— BEGIN Given entries —

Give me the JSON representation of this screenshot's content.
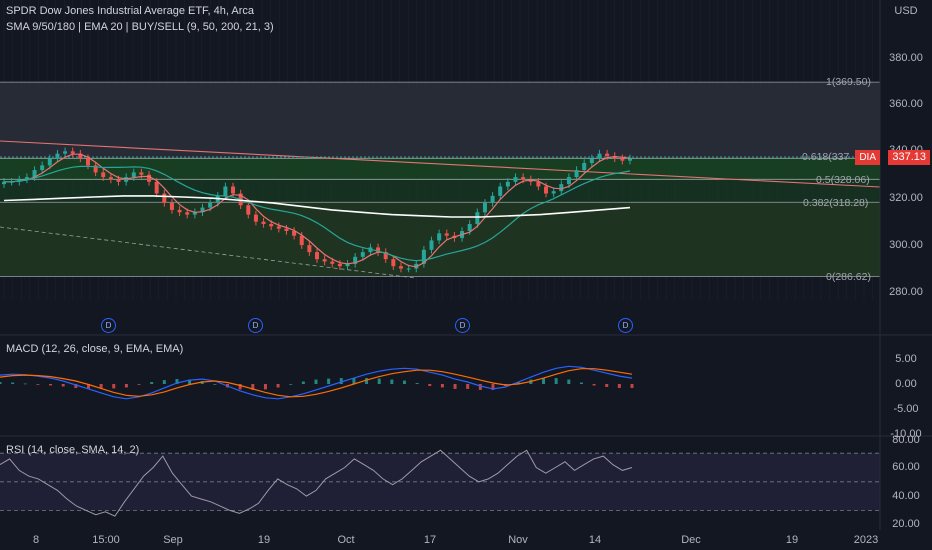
{
  "header": {
    "title": "SPDR Dow Jones Industrial Average ETF, 4h, Arca",
    "indicators": "SMA 9/50/180 | EMA 20 | BUY/SELL (9, 50, 200, 21, 3)",
    "currency": "USD"
  },
  "price_tag": {
    "symbol": "DIA",
    "value": "337.13"
  },
  "fib_labels": [
    "1(369.50)",
    "0.618(337",
    "0.5(328.06)",
    "0.382(318.28)",
    "0(286.62)"
  ],
  "dividend_marker": "D",
  "macd_title": "MACD (12, 26, close, 9, EMA, EMA)",
  "rsi_title": "RSI (14, close, SMA, 14, 2)",
  "price_axis": [
    "380.00",
    "360.00",
    "340.00",
    "320.00",
    "300.00",
    "280.00"
  ],
  "macd_axis": [
    "5.00",
    "0.00",
    "-5.00",
    "-10.00"
  ],
  "rsi_axis": [
    "80.00",
    "60.00",
    "40.00",
    "20.00"
  ],
  "time_axis": [
    "8",
    "15:00",
    "Sep",
    "19",
    "Oct",
    "17",
    "Nov",
    "14",
    "Dec",
    "19",
    "2023"
  ],
  "colors": {
    "up": "#26a69a",
    "down": "#ef5350",
    "sma9": "#e57373",
    "sma50": "#26a69a",
    "sma180": "#ffffff",
    "fib_upper": "#2a2e39",
    "fib_green": "#1b5e20",
    "fib_olive": "#33691e",
    "rsi_band": "#7e57c2"
  },
  "chart_data": [
    {
      "type": "candlestick",
      "title": "SPDR Dow Jones Industrial Average ETF, 4h, Arca",
      "ylabel": "USD",
      "ylim": [
        276,
        392
      ],
      "close_series": [
        327,
        327,
        328,
        329,
        332,
        334,
        337,
        339,
        340,
        339,
        337,
        334,
        331,
        329,
        328,
        327,
        329,
        331,
        330,
        327,
        322,
        318,
        315,
        314,
        313,
        314,
        316,
        318,
        321,
        325,
        322,
        317,
        313,
        310,
        309,
        308,
        307,
        306,
        304,
        300,
        297,
        294,
        293,
        292,
        291,
        292,
        295,
        297,
        299,
        297,
        294,
        291,
        290,
        290,
        292,
        298,
        302,
        305,
        304,
        303,
        306,
        309,
        314,
        318,
        321,
        325,
        327,
        329,
        328,
        327,
        325,
        322,
        323,
        326,
        329,
        332,
        335,
        337,
        339,
        338,
        337,
        336,
        337
      ],
      "sma_180": [
        319,
        319.5,
        320,
        320.5,
        321,
        321,
        320.5,
        320,
        319,
        318,
        316.5,
        315,
        314,
        313,
        312.5,
        312,
        312,
        312.5,
        313,
        314,
        315,
        316
      ],
      "fib_levels": [
        {
          "level": 1,
          "price": 369.5
        },
        {
          "level": 0.618,
          "price": 337
        },
        {
          "level": 0.5,
          "price": 328.06
        },
        {
          "level": 0.382,
          "price": 318.28
        },
        {
          "level": 0,
          "price": 286.62
        }
      ],
      "last_price": 337.13
    },
    {
      "type": "line",
      "title": "MACD (12, 26, close, 9, EMA, EMA)",
      "ylim": [
        -10,
        7
      ],
      "macd": [
        1.8,
        2.0,
        1.9,
        1.6,
        1.2,
        0.6,
        -0.2,
        -1.0,
        -1.8,
        -2.6,
        -3.0,
        -2.6,
        -1.8,
        -0.8,
        0.2,
        0.8,
        1.0,
        0.6,
        -0.4,
        -1.4,
        -2.2,
        -2.8,
        -3.0,
        -2.6,
        -2.0,
        -1.2,
        -0.4,
        0.4,
        1.2,
        2.0,
        2.6,
        3.0,
        3.2,
        3.0,
        2.4,
        1.8,
        1.0,
        0.4,
        -0.4,
        -1.0,
        -0.6,
        0.4,
        1.4,
        2.4,
        3.2,
        3.6,
        3.4,
        2.8,
        2.2,
        1.6,
        1.2
      ],
      "signal": [
        1.4,
        1.7,
        1.8,
        1.7,
        1.5,
        1.1,
        0.6,
        -0.1,
        -0.9,
        -1.7,
        -2.3,
        -2.5,
        -2.2,
        -1.6,
        -0.8,
        -0.1,
        0.4,
        0.6,
        0.3,
        -0.3,
        -1.0,
        -1.7,
        -2.3,
        -2.6,
        -2.5,
        -2.1,
        -1.5,
        -0.8,
        0.0,
        0.8,
        1.5,
        2.1,
        2.5,
        2.8,
        2.8,
        2.5,
        2.0,
        1.4,
        0.8,
        0.2,
        -0.2,
        0.0,
        0.5,
        1.2,
        2.0,
        2.7,
        3.1,
        3.1,
        2.8,
        2.4,
        2.0
      ]
    },
    {
      "type": "line",
      "title": "RSI (14, close, SMA, 14, 2)",
      "ylim": [
        20,
        82
      ],
      "rsi": [
        62,
        66,
        58,
        54,
        52,
        48,
        44,
        38,
        33,
        30,
        27,
        29,
        26,
        36,
        45,
        54,
        60,
        68,
        56,
        48,
        40,
        38,
        36,
        33,
        30,
        28,
        31,
        35,
        44,
        52,
        48,
        45,
        40,
        44,
        52,
        56,
        60,
        66,
        62,
        58,
        52,
        48,
        52,
        58,
        64,
        68,
        72,
        66,
        60,
        54,
        50,
        52,
        56,
        62,
        68,
        72,
        60,
        56,
        60,
        64,
        58,
        62,
        66,
        68,
        62,
        58,
        60
      ]
    }
  ]
}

— END Given entries —

- _Aim_
Extract the full listing above verbatim; pictures are to be left out of the copy.

- _Solved problem_
Give me the JSON representation of this screenshot's content.
{
  "header": {
    "title": "SPDR Dow Jones Industrial Average ETF, 4h, Arca",
    "indicators": "SMA 9/50/180 | EMA 20 | BUY/SELL (9, 50, 200, 21, 3)",
    "currency": "USD"
  },
  "price_tag": {
    "symbol": "DIA",
    "value": "337.13"
  },
  "fib_labels": [
    "1(369.50)",
    "0.618(337",
    "0.5(328.06)",
    "0.382(318.28)",
    "0(286.62)"
  ],
  "dividend_marker": "D",
  "macd_title": "MACD (12, 26, close, 9, EMA, EMA)",
  "rsi_title": "RSI (14, close, SMA, 14, 2)",
  "price_axis": [
    "380.00",
    "360.00",
    "340.00",
    "320.00",
    "300.00",
    "280.00"
  ],
  "macd_axis": [
    "5.00",
    "0.00",
    "-5.00",
    "-10.00"
  ],
  "rsi_axis": [
    "80.00",
    "60.00",
    "40.00",
    "20.00"
  ],
  "time_axis": [
    "8",
    "15:00",
    "Sep",
    "19",
    "Oct",
    "17",
    "Nov",
    "14",
    "Dec",
    "19",
    "2023"
  ],
  "colors": {
    "up": "#26a69a",
    "down": "#ef5350",
    "sma9": "#e57373",
    "sma50": "#26a69a",
    "sma180": "#ffffff",
    "fib_upper": "#2a2e39",
    "fib_green": "#1b5e20",
    "fib_olive": "#33691e",
    "rsi_band": "#7e57c2"
  },
  "chart_data": [
    {
      "type": "candlestick",
      "title": "SPDR Dow Jones Industrial Average ETF, 4h, Arca",
      "ylabel": "USD",
      "ylim": [
        276,
        392
      ],
      "close_series": [
        327,
        327,
        328,
        329,
        332,
        334,
        337,
        339,
        340,
        339,
        337,
        334,
        331,
        329,
        328,
        327,
        329,
        331,
        330,
        327,
        322,
        318,
        315,
        314,
        313,
        314,
        316,
        318,
        321,
        325,
        322,
        317,
        313,
        310,
        309,
        308,
        307,
        306,
        304,
        300,
        297,
        294,
        293,
        292,
        291,
        292,
        295,
        297,
        299,
        297,
        294,
        291,
        290,
        290,
        292,
        298,
        302,
        305,
        304,
        303,
        306,
        309,
        314,
        318,
        321,
        325,
        327,
        329,
        328,
        327,
        325,
        322,
        323,
        326,
        329,
        332,
        335,
        337,
        339,
        338,
        337,
        336,
        337
      ],
      "sma_180": [
        319,
        319.5,
        320,
        320.5,
        321,
        321,
        320.5,
        320,
        319,
        318,
        316.5,
        315,
        314,
        313,
        312.5,
        312,
        312,
        312.5,
        313,
        314,
        315,
        316
      ],
      "fib_levels": [
        {
          "level": 1,
          "price": 369.5
        },
        {
          "level": 0.618,
          "price": 337
        },
        {
          "level": 0.5,
          "price": 328.06
        },
        {
          "level": 0.382,
          "price": 318.28
        },
        {
          "level": 0,
          "price": 286.62
        }
      ],
      "last_price": 337.13
    },
    {
      "type": "line",
      "title": "MACD (12, 26, close, 9, EMA, EMA)",
      "ylim": [
        -10,
        7
      ],
      "macd": [
        1.8,
        2.0,
        1.9,
        1.6,
        1.2,
        0.6,
        -0.2,
        -1.0,
        -1.8,
        -2.6,
        -3.0,
        -2.6,
        -1.8,
        -0.8,
        0.2,
        0.8,
        1.0,
        0.6,
        -0.4,
        -1.4,
        -2.2,
        -2.8,
        -3.0,
        -2.6,
        -2.0,
        -1.2,
        -0.4,
        0.4,
        1.2,
        2.0,
        2.6,
        3.0,
        3.2,
        3.0,
        2.4,
        1.8,
        1.0,
        0.4,
        -0.4,
        -1.0,
        -0.6,
        0.4,
        1.4,
        2.4,
        3.2,
        3.6,
        3.4,
        2.8,
        2.2,
        1.6,
        1.2
      ],
      "signal": [
        1.4,
        1.7,
        1.8,
        1.7,
        1.5,
        1.1,
        0.6,
        -0.1,
        -0.9,
        -1.7,
        -2.3,
        -2.5,
        -2.2,
        -1.6,
        -0.8,
        -0.1,
        0.4,
        0.6,
        0.3,
        -0.3,
        -1.0,
        -1.7,
        -2.3,
        -2.6,
        -2.5,
        -2.1,
        -1.5,
        -0.8,
        0.0,
        0.8,
        1.5,
        2.1,
        2.5,
        2.8,
        2.8,
        2.5,
        2.0,
        1.4,
        0.8,
        0.2,
        -0.2,
        0.0,
        0.5,
        1.2,
        2.0,
        2.7,
        3.1,
        3.1,
        2.8,
        2.4,
        2.0
      ]
    },
    {
      "type": "line",
      "title": "RSI (14, close, SMA, 14, 2)",
      "ylim": [
        20,
        82
      ],
      "rsi": [
        62,
        66,
        58,
        54,
        52,
        48,
        44,
        38,
        33,
        30,
        27,
        29,
        26,
        36,
        45,
        54,
        60,
        68,
        56,
        48,
        40,
        38,
        36,
        33,
        30,
        28,
        31,
        35,
        44,
        52,
        48,
        45,
        40,
        44,
        52,
        56,
        60,
        66,
        62,
        58,
        52,
        48,
        52,
        58,
        64,
        68,
        72,
        66,
        60,
        54,
        50,
        52,
        56,
        62,
        68,
        72,
        60,
        56,
        60,
        64,
        58,
        62,
        66,
        68,
        62,
        58,
        60
      ]
    }
  ]
}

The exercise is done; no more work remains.